Stated problem ::
Your task is to give the listing below back word for word, pictures excluded.

[Dataset items]
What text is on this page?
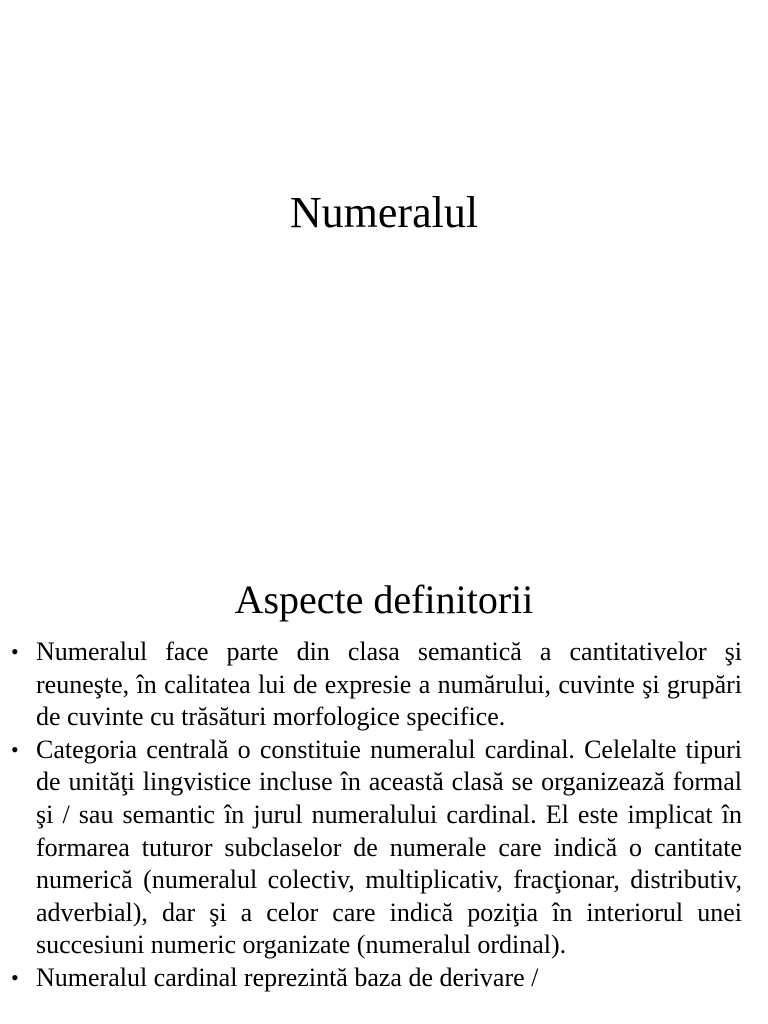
Numeralul
Aspecte definitorii
• Numeralul face parte din clasa semantică a cantitativelor şi reuneşte, în calitatea lui de expresie a numărului, cuvinte şi grupări de cuvinte cu trăsături morfologice specifice.
• Categoria centrală o constituie numeralul cardinal. Celelalte tipuri de unităţi lingvistice incluse în această clasă se organizează formal şi / sau semantic în jurul numeralului cardinal. El este implicat în formarea tuturor subclaselor de numerale care indică o cantitate numerică (numeralul colectiv, multiplicativ, fracţionar, distributiv, adverbial), dar şi a celor care indică poziţia în interiorul unei succesiuni numeric organizate (numeralul ordinal).
• Numeralul cardinal reprezintă baza de derivare /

Complete response ::
What text is on this page?
Numeralul
Aspecte definitorii
• Numeralul face parte din clasa semantică a cantitativelor şi reuneşte, în calitatea lui de expresie a numărului, cuvinte şi grupări de cuvinte cu trăsături morfologice specifice.
• Categoria centrală o constituie numeralul cardinal. Celelalte tipuri de unităţi lingvistice incluse în această clasă se organizează formal şi / sau semantic în jurul numeralului cardinal. El este implicat în formarea tuturor subclaselor de numerale care indică o cantitate numerică (numeralul colectiv, multiplicativ, fracţionar, distributiv, adverbial), dar şi a celor care indică poziţia în interiorul unei succesiuni numeric organizate (numeralul ordinal).
• Numeralul cardinal reprezintă baza de derivare /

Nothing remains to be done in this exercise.